--- Start of Task material ---
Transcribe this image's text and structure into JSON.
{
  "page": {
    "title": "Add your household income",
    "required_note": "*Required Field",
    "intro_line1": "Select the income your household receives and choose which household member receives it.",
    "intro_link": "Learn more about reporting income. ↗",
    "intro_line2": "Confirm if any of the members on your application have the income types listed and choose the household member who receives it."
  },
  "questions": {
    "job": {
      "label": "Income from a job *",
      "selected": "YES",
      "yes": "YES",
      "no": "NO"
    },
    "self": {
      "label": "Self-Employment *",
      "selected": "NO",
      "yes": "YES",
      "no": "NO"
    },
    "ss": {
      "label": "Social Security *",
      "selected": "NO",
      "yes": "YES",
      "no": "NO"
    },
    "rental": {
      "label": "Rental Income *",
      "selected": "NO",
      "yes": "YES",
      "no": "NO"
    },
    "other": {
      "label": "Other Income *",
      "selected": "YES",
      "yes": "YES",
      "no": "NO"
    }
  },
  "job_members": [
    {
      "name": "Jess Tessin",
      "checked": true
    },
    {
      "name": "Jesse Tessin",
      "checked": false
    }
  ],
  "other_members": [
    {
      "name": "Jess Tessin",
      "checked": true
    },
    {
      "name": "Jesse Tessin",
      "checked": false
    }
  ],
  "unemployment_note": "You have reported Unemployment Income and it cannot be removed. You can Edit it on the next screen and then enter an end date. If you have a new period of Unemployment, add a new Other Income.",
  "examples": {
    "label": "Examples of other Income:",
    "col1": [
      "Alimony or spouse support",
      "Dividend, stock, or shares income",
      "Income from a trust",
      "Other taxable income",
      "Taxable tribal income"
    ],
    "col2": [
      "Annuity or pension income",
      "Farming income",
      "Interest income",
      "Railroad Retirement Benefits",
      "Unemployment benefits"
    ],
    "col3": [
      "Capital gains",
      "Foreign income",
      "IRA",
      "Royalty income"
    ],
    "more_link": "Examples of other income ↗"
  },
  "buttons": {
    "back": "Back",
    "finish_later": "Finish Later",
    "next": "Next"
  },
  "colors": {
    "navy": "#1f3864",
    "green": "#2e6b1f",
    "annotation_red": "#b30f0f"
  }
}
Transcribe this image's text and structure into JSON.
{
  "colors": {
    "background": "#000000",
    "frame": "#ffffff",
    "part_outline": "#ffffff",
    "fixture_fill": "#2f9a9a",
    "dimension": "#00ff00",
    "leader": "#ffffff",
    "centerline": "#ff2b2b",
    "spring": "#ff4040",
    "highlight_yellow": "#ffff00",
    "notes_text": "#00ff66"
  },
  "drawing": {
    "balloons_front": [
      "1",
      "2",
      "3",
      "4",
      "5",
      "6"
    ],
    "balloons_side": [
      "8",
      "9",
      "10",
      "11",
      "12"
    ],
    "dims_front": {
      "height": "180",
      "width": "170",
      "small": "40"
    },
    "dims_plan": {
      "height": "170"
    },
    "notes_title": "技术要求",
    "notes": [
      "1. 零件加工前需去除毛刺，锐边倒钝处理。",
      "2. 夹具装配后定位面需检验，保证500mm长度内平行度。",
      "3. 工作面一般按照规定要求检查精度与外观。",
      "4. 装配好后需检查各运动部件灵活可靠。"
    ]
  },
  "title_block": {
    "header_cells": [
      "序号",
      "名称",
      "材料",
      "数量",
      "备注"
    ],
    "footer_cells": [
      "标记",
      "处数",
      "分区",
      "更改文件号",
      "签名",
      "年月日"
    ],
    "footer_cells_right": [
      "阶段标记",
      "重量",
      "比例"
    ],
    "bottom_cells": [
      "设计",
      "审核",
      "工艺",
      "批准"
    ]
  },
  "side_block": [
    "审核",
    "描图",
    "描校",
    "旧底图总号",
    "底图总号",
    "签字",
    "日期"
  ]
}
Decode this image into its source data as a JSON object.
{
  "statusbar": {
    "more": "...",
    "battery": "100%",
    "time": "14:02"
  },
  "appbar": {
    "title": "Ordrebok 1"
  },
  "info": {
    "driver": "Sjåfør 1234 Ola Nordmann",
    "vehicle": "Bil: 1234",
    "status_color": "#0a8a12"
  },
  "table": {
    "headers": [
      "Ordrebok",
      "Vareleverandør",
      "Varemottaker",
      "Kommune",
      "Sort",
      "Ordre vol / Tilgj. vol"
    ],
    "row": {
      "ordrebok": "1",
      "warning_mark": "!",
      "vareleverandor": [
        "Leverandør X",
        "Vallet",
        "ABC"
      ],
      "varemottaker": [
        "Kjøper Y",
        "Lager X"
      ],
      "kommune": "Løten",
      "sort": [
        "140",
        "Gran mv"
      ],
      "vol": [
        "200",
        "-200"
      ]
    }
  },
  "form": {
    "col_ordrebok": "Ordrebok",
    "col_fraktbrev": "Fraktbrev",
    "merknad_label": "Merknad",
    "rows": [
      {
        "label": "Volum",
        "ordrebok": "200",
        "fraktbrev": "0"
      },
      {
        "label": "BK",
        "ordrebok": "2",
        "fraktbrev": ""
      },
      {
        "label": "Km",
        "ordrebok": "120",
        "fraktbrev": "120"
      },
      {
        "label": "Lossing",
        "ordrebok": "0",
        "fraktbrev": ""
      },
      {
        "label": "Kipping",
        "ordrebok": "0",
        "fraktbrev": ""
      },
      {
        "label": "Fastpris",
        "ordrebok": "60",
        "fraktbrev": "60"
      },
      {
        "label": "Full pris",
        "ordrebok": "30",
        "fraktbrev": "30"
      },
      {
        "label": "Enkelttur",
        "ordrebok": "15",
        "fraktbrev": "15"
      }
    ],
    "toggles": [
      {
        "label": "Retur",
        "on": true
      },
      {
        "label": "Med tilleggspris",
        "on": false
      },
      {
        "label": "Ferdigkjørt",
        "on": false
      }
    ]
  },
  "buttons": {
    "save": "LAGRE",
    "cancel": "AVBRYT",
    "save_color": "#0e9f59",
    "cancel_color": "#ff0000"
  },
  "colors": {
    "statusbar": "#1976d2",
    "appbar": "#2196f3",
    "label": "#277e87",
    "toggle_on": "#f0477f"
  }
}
--- End of Task material ---
→ **Problem to work on**
Lines holding the word "next" in the entries above are the ones to pull out. Copy them all.

→ **Finished exercise**
  "unemployment_note": "You have reported Unemployment Income and it cannot be removed. You can Edit it on the next screen and then enter an end date. If you have a new period of Unemployment, add a new Other Income.",
    "next": "Next"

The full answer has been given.